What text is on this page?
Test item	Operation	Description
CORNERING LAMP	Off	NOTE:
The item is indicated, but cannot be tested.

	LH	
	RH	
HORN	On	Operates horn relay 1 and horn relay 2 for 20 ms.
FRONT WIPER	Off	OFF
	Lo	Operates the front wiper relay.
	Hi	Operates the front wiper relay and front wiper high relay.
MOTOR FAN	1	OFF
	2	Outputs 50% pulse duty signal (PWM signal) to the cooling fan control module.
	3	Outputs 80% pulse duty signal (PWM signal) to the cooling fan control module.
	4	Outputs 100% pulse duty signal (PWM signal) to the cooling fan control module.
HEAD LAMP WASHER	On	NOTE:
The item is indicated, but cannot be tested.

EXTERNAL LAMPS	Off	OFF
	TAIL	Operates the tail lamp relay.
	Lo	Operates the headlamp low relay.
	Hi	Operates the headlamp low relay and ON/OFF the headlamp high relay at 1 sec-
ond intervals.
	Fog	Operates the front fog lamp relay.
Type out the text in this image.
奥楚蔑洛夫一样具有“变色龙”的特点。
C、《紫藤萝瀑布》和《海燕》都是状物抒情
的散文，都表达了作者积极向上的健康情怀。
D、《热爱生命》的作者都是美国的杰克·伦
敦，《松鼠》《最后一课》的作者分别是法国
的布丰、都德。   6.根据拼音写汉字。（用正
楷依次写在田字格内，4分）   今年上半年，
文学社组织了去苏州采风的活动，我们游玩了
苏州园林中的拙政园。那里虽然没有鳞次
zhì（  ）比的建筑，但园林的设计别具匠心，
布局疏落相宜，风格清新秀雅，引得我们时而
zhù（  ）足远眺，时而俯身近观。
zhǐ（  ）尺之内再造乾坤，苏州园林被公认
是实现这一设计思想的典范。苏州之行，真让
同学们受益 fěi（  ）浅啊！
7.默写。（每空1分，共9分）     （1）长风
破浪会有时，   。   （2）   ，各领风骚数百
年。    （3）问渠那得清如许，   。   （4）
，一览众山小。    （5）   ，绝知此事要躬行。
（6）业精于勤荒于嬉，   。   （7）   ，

☆ ☆ ☆ ☆

#### [Given problem]
Each entry above is to be set down again in exactly the same words.

#### [Solution to the problem]
What text is on this page?
Test item	Operation	Description
CORNERING LAMP	Off	NOTE:
The item is indicated, but cannot be tested.

	LH	
	RH	
HORN	On	Operates horn relay 1 and horn relay 2 for 20 ms.
FRONT WIPER	Off	OFF
	Lo	Operates the front wiper relay.
	Hi	Operates the front wiper relay and front wiper high relay.
MOTOR FAN	1	OFF
	2	Outputs 50% pulse duty signal (PWM signal) to the cooling fan control module.
	3	Outputs 80% pulse duty signal (PWM signal) to the cooling fan control module.
	4	Outputs 100% pulse duty signal (PWM signal) to the cooling fan control module.
HEAD LAMP WASHER	On	NOTE:
The item is indicated, but cannot be tested.

EXTERNAL LAMPS	Off	OFF
	TAIL	Operates the tail lamp relay.
	Lo	Operates the headlamp low relay.
	Hi	Operates the headlamp low relay and ON/OFF the headlamp high relay at 1 sec-
ond intervals.
	Fog	Operates the front fog lamp relay.
Type out the text in this image.
奥楚蔑洛夫一样具有“变色龙”的特点。
C、《紫藤萝瀑布》和《海燕》都是状物抒情
的散文，都表达了作者积极向上的健康情怀。
D、《热爱生命》的作者都是美国的杰克·伦
敦，《松鼠》《最后一课》的作者分别是法国
的布丰、都德。   6.根据拼音写汉字。（用正
楷依次写在田字格内，4分）   今年上半年，
文学社组织了去苏州采风的活动，我们游玩了
苏州园林中的拙政园。那里虽然没有鳞次
zhì（  ）比的建筑，但园林的设计别具匠心，
布局疏落相宜，风格清新秀雅，引得我们时而
zhù（  ）足远眺，时而俯身近观。
zhǐ（  ）尺之内再造乾坤，苏州园林被公认
是实现这一设计思想的典范。苏州之行，真让
同学们受益 fěi（  ）浅啊！
7.默写。（每空1分，共9分）     （1）长风
破浪会有时，   。   （2）   ，各领风骚数百
年。    （3）问渠那得清如许，   。   （4）
，一览众山小。    （5）   ，绝知此事要躬行。
（6）业精于勤荒于嬉，   。   （7）   ，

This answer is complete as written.